** begin Records for processing **

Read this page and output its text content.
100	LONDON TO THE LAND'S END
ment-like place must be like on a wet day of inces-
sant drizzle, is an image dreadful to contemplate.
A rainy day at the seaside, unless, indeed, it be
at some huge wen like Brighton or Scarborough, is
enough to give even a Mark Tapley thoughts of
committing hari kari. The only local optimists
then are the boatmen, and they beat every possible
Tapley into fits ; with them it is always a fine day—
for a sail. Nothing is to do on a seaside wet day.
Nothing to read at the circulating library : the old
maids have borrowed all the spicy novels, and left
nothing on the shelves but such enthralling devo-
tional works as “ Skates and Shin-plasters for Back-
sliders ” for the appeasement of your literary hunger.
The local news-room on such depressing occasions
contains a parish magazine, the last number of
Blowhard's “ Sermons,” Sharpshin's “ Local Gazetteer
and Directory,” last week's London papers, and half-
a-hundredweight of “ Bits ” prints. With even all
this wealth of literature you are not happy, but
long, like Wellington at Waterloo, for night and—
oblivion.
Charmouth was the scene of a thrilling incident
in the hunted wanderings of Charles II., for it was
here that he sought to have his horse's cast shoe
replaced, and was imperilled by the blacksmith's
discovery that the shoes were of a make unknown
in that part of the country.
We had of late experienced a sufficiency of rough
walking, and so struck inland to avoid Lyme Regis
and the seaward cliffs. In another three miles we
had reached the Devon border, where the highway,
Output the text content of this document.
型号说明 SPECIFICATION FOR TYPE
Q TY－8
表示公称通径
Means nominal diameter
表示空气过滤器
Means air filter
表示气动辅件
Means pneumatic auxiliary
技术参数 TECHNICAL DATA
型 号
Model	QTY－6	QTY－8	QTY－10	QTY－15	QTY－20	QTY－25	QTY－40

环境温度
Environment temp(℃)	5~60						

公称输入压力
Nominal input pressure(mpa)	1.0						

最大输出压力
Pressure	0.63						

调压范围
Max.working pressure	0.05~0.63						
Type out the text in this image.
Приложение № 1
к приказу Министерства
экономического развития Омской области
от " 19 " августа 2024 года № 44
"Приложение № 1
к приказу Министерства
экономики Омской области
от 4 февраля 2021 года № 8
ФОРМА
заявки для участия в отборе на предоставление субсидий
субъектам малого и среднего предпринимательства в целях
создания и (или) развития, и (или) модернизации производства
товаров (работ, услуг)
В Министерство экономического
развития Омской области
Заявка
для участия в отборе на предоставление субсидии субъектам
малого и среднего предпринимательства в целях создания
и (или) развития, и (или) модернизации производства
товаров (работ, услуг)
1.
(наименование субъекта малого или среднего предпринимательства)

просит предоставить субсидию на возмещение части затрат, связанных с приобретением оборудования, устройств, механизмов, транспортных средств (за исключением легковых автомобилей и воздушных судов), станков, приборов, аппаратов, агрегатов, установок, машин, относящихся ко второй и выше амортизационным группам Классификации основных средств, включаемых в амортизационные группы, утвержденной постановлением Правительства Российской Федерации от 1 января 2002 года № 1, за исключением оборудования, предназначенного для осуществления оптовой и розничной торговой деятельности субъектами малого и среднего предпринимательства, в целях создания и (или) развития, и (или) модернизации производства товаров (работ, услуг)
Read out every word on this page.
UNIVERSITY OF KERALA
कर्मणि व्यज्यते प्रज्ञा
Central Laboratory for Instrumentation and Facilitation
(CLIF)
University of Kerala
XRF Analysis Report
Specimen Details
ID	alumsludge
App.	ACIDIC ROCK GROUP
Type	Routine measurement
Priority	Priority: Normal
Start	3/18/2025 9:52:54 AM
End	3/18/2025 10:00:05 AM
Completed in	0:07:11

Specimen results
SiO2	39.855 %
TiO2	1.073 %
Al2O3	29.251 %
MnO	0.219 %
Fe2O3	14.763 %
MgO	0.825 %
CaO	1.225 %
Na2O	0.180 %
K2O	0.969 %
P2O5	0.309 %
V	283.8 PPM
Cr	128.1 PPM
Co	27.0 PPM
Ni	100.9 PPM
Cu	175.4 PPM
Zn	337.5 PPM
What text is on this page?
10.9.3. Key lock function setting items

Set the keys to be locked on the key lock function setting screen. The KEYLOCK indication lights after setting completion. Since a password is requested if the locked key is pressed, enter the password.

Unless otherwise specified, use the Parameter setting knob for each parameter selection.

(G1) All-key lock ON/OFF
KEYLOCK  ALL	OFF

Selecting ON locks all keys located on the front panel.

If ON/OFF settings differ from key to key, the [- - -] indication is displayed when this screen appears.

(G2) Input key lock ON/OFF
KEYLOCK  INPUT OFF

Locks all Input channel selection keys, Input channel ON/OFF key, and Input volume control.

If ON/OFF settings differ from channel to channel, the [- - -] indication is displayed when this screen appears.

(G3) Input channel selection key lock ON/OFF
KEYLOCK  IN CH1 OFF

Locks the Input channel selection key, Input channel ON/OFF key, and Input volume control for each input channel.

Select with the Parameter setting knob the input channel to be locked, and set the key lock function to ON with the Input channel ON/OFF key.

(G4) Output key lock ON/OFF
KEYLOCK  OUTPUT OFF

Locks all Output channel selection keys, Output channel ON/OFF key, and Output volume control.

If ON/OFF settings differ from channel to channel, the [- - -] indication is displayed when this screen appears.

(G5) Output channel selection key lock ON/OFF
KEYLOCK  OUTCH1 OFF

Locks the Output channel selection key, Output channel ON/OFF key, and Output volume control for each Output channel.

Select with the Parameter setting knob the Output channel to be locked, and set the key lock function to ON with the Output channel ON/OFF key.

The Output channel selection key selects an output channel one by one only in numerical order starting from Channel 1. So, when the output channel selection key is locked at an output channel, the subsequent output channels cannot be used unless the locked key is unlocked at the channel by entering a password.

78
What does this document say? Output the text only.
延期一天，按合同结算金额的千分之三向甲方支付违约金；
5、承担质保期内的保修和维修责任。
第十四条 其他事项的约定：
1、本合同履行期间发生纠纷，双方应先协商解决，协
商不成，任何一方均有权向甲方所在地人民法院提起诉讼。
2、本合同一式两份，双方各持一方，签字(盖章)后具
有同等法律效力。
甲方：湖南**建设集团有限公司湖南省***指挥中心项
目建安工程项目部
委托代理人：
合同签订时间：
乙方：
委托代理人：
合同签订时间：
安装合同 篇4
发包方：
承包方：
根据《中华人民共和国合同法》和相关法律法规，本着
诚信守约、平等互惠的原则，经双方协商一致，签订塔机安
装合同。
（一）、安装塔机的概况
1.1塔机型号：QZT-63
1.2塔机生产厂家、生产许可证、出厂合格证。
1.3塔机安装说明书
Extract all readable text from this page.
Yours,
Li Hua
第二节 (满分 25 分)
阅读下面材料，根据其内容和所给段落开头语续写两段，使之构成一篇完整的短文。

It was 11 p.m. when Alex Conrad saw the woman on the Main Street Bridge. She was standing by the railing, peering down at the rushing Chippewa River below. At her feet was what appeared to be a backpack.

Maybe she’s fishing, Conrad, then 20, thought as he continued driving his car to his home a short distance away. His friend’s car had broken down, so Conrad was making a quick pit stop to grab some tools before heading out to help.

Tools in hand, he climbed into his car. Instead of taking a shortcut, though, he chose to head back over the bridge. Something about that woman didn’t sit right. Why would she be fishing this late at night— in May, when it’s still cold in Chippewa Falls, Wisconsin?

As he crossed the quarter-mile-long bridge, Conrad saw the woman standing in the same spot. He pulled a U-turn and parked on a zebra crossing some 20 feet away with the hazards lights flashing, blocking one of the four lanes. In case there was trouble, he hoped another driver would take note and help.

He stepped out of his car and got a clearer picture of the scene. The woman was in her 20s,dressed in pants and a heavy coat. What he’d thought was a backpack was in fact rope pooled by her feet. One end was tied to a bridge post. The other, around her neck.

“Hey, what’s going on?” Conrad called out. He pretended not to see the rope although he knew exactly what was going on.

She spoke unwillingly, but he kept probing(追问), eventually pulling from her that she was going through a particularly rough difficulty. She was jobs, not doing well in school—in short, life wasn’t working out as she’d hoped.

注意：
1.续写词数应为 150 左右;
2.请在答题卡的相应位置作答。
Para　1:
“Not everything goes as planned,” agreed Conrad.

** end Records for processing **

*What this task involves:*
Give the number of lines in the listing above that hold the string "page", with nothing else.

*Exercise result:*
4